───── TEXT SECTION ─────

The ensemble cast is drawn from smooth operators in both the music and movie worlds. There's a genre for everybody in the music-world satire: pop, hard rock, rap, oldies, cross-gendered country, even Sergio Mendes' jazzy bossa nova sound. There's even a star-studded sequence shot live at a Lakers game.

And the film is full of lessons in how to be cool, 21st-century L.A. style. Many of the up-to-the-minute cool tips can be found in the film. But here we talk to five of the picture's coolest stars on their thoughts.


Role: Chili Palmer, mafia shylock from ``Get Shorty,'' now tired of producing movies and trying his hand in the music business.

Street cred: Can you forget his ``Saturday Night Fever'' strut? ``Pulp Fiction's'' Vincent Vega? One word: Barbarino!

What's cool?: ``I grew up in an era when cool was, for the first time, a part of pop culture. You were seeing the likes of James Dean, Marlon Brando, the Beatles ... I absorbed it, and that is probably one of my biggest assets. It's James Bond, watching the first one when you're 8 years old and it's something you've never seen before. It's so many moments like that. I think that's a lot of why I've been able to do these effective pop-culture characters. But that's just a guess.''

Are sequels ever cool?: ``They're arbitrary, normally. But Elmore Leonard really seduced me into this, because he wrote the book as an homage to the movie 'Get Shorty.' This was an inspiration he didn't expect to have.''

On dancing with Uma Thurman again: ``In 'Pulp Fiction,' our characters were higher than kites and doing novelty gimmick dances from the 1960s. This one is cool and laid-back, this Brazilian dance that's just classy and traditional. They have a different feel, both valid. And Uma is one of those joys to dance with.

``Princess Diana was a nice partner, too. She had confidence. Maybe a little too much confidence for me; she'd start to lead!''


Role: Edie Athens, vodka-drenched widow of murdered record company owner, former tour laundress for Aerosmith.

Street cred: Quentin Tarantino's muse. Ninja assassin.

What's cool about Edie?: ``There is a certain vulnerability mixed with a kind of toughness. And I guess I could relate to her swagger, which tries to keep it hidden that she is actually a softie.''

On dancing with John Travolta: ``I can't tell you how much I like to dance. I'm just too insecure to do it in real life, so I've got to do it in the movies. It was a blast. He's a great partner, and you can't ask for anyone better to dance with in the whole world, of course. I feel so lucky that I've gotten to do it twice.''

On keeping cool when paparazzi attack: ``It's a little price that you pay for otherwise having an extraordinary life. It's not a big deal if you just remember that those people are trying to feed their families, too, and then hope for finding a pleasant medium in how you each can coexist.

``And occasionally you want to punch somebody.''


Role: Elliot Wilhelm, gay Samoan chauffeur/bodyguard for ludicrous music manager Raji (Vince Vaughn). But what Elliot really wants to do is act, sing and dance.

───── PROVIDED MATERIAL ─────

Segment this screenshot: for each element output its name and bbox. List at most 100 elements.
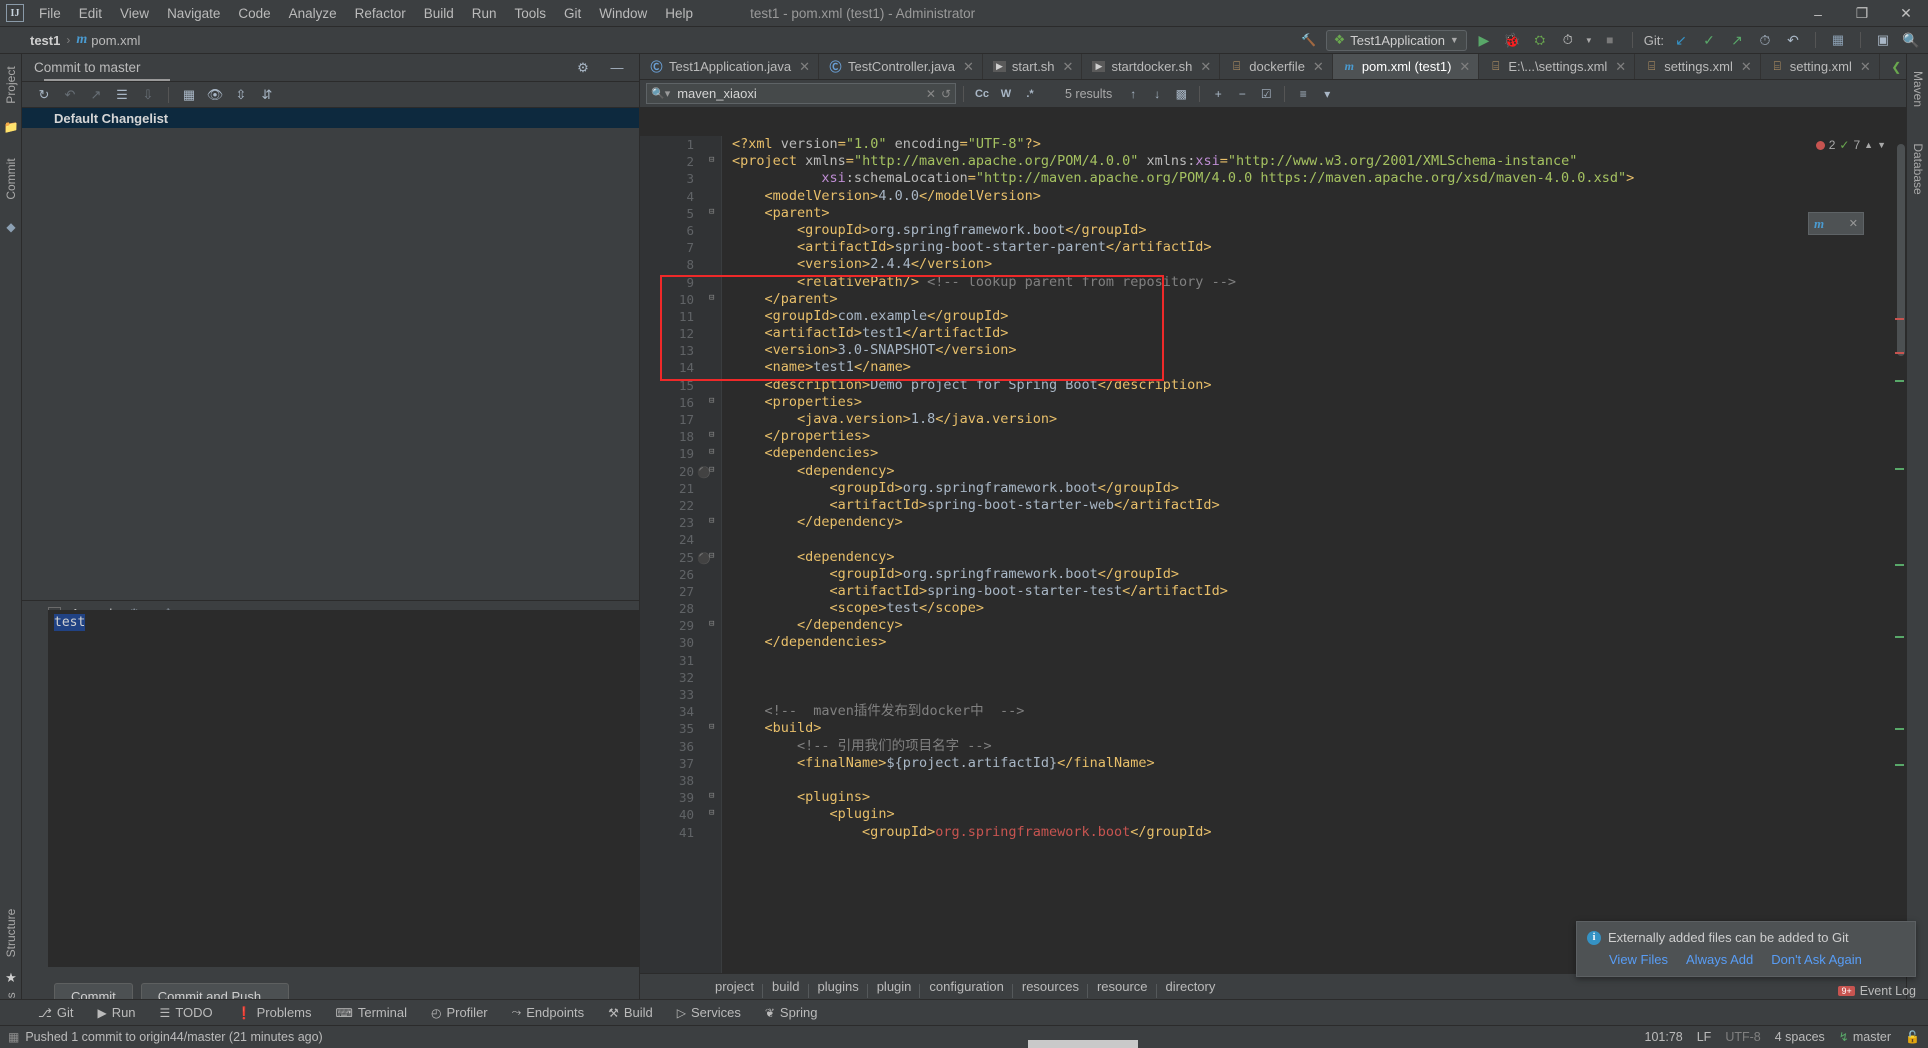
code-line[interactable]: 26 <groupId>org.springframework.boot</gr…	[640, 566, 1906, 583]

─────

• _TASK LIST_:
a) Reproduce everything in the cast profile from "On dancing with Uma" down to "to dance with.".
b) In the cast profile, the actor who plays Chili Palmer calls sequels normally arbitrary. Explain why he agreed to this one anyway.
The material comes from a source separate from the cast profile.

• _SOLVED PROBLEMS_:
a)
On dancing with Uma Thurman again: ``In 'Pulp Fiction,' our characters were higher than kites and doing novelty gimmick dances from the 1960s. This one is cool and laid-back, this Brazilian dance that's just classy and traditional. They have a different feel, both valid. And Uma is one of those joys to dance with.

b) Elmore Leonard seduced him into it because Leonard wrote the book as an homage to the movie "Get Shorty." It was an inspiration Leonard didn't expect to have.